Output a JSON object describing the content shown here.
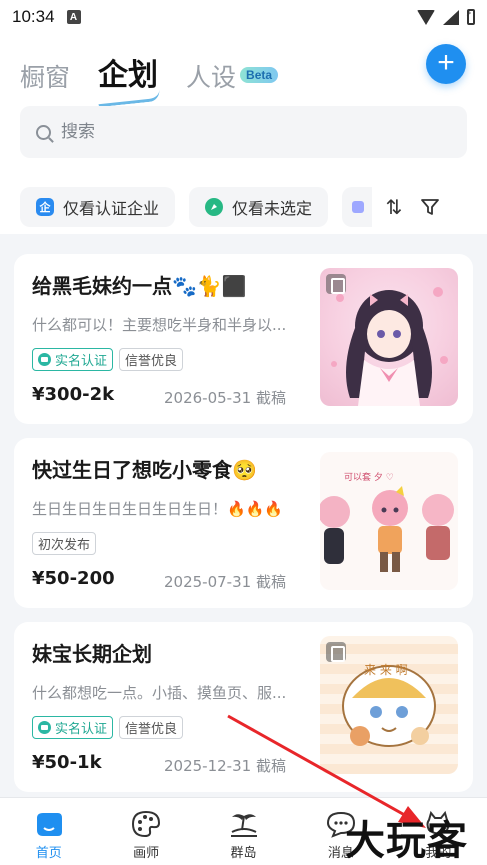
{
  "status_bar": {
    "time": "10:34",
    "notification_letter": "A"
  },
  "header": {
    "tabs": [
      {
        "label": "橱窗"
      },
      {
        "label": "企划"
      },
      {
        "label": "人设"
      }
    ],
    "beta_badge": "Beta",
    "add_button": "+"
  },
  "search": {
    "placeholder": "搜索"
  },
  "filters": {
    "chips": [
      {
        "label": "仅看认证企业",
        "icon": "企"
      },
      {
        "label": "仅看未选定"
      }
    ],
    "sort_icon": "⇅"
  },
  "cards": [
    {
      "title": "给黑毛妹约一点🐾🐈⬛",
      "desc": "什么都可以！主要想吃半身和半身以...",
      "tags": [
        "实名认证",
        "信誉优良"
      ],
      "price": "¥300-2k",
      "deadline": "2026-05-31 截稿"
    },
    {
      "title": "快过生日了想吃小零食🥺",
      "desc": "生日生日生日生日生日生日！🔥🔥🔥",
      "tags": [
        "初次发布"
      ],
      "price": "¥50-200",
      "deadline": "2025-07-31 截稿"
    },
    {
      "title": "妹宝长期企划",
      "desc": "什么都想吃一点。小插、摸鱼页、服...",
      "tags": [
        "实名认证",
        "信誉优良"
      ],
      "price": "¥50-1k",
      "deadline": "2025-12-31 截稿"
    }
  ],
  "bottom_nav": [
    {
      "label": "首页",
      "icon": "home-icon"
    },
    {
      "label": "画师",
      "icon": "palette-icon"
    },
    {
      "label": "群岛",
      "icon": "island-icon"
    },
    {
      "label": "消息",
      "icon": "chat-icon"
    },
    {
      "label": "我的",
      "icon": "profile-icon"
    }
  ],
  "watermark": "大玩客",
  "colors": {
    "accent": "#1f8ff0",
    "verified": "#2bb7a3"
  }
}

▶ WORK REQUIRED: Write the records above out again exactly, with no pictures in your copy.

▶ EXERCISE OUTPUT:
Output a JSON object describing the content shown here.
{
  "status_bar": {
    "time": "10:34",
    "notification_letter": "A"
  },
  "header": {
    "tabs": [
      {
        "label": "橱窗"
      },
      {
        "label": "企划"
      },
      {
        "label": "人设"
      }
    ],
    "beta_badge": "Beta",
    "add_button": "+"
  },
  "search": {
    "placeholder": "搜索"
  },
  "filters": {
    "chips": [
      {
        "label": "仅看认证企业",
        "icon": "企"
      },
      {
        "label": "仅看未选定"
      }
    ],
    "sort_icon": "⇅"
  },
  "cards": [
    {
      "title": "给黑毛妹约一点🐾🐈⬛",
      "desc": "什么都可以！主要想吃半身和半身以...",
      "tags": [
        "实名认证",
        "信誉优良"
      ],
      "price": "¥300-2k",
      "deadline": "2026-05-31 截稿"
    },
    {
      "title": "快过生日了想吃小零食🥺",
      "desc": "生日生日生日生日生日生日！🔥🔥🔥",
      "tags": [
        "初次发布"
      ],
      "price": "¥50-200",
      "deadline": "2025-07-31 截稿"
    },
    {
      "title": "妹宝长期企划",
      "desc": "什么都想吃一点。小插、摸鱼页、服...",
      "tags": [
        "实名认证",
        "信誉优良"
      ],
      "price": "¥50-1k",
      "deadline": "2025-12-31 截稿"
    }
  ],
  "bottom_nav": [
    {
      "label": "首页",
      "icon": "home-icon"
    },
    {
      "label": "画师",
      "icon": "palette-icon"
    },
    {
      "label": "群岛",
      "icon": "island-icon"
    },
    {
      "label": "消息",
      "icon": "chat-icon"
    },
    {
      "label": "我的",
      "icon": "profile-icon"
    }
  ],
  "watermark": "大玩客",
  "colors": {
    "accent": "#1f8ff0",
    "verified": "#2bb7a3"
  }
}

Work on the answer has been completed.